▶ **摘录**:
'''
预处理后数据的保存与读取

在机器学习中，一般都需要先对数据进行数据预处理工作。模型一般需要反复的调参，因此可能需要多次使用预处理之后的数据，但是反复进行数据的预处理工作是多余的，我们可以将其保存下来。

#用pickle模块将处理好的数据存储成pickle格式，方便以后调用，即建立一个checkpoint
# 保存数据方便调用
import os
import pickle

pickle_file = 'notMNIST.pickle'
if not os.path.isfile(pickle_file):    #判断是否存在此文件，若无则存储
    print('Saving data to pickle file...')
    try:
        with open('fan.pickle', 'wb') as pfile:
            pickle.dump(
                {
                    'X_train': X_train,
                    'X_test': X_test,
                    'Ytrain': y_train,
                    'y_test': y_test,
                },
                pfile, pickle.HIGHEST_PROTOCOL)
'''
▶ **数据块**:
'''
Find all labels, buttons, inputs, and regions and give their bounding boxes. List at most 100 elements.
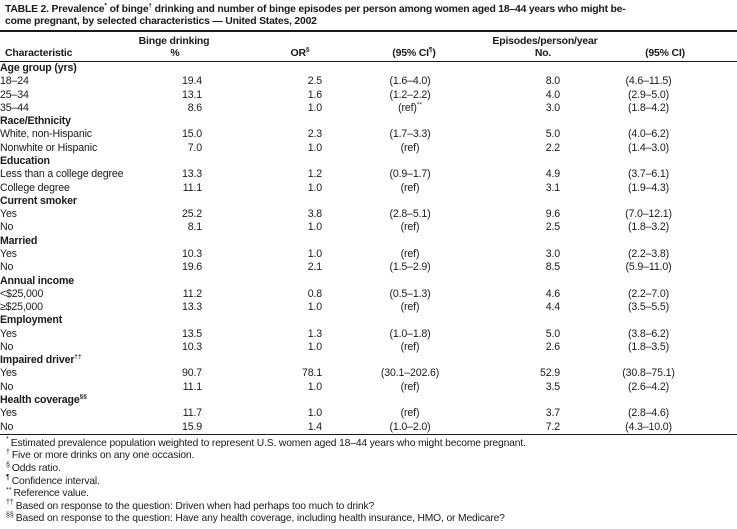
'''
▶ **书面题目 1**: 请把摘录中从“在机器学习中，一般都需要先对”开始、到“to pickle file...')”结束的部分原样抄下来。
▶ **书面题目 2**: 摘录中用哪个Python模块把处理好的数据存储起来？
▶ **书面题目 3**: 请从这段关于预处理后数据保存与读取的摘录停下的地方续写下去。
列表与这段摘录没有关系。

▶ **书面作答 1**:
在机器学习中，一般都需要先对数据进行数据预处理工作。模型一般需要反复的调参，因此可能需要多次使用预处理之后的数据，但是反复进行数据的预处理工作是多余的，我们可以将其保存下来。

#用pickle模块将处理好的数据存储成pickle格式，方便以后调用，即建立一个checkpoint
# 保存数据方便调用
import os
import pickle

pickle_file = 'notMNIST.pickle'
if not os.path.isfile(pickle_file):    #判断是否存在此文件，若无则存储
    print('Saving data to pickle file...')

▶ **书面作答 2**: pickle模块。

▶ **书面作答 3**:
    except Exception as e:
        print('Unable to save data to', pickle_file, ':', e)
        raise
print('Data cached in pickle file.')

#从pickle文件中读取数据
pickle_file = 'pickle.pickle'
with open(pickle_file, 'rb') as f:
  pickle_data = pickle.load(f)       # 反序列化，与pickle.dump相反
  X_train = pickle_data['X_train']
  X_test = pickle_data['X_test']
  y_train = pickle_data['y_train']
  y_test = pickle_data['y_test']
  del pickle_data  # 释放内存
print('Data and modules loaded.')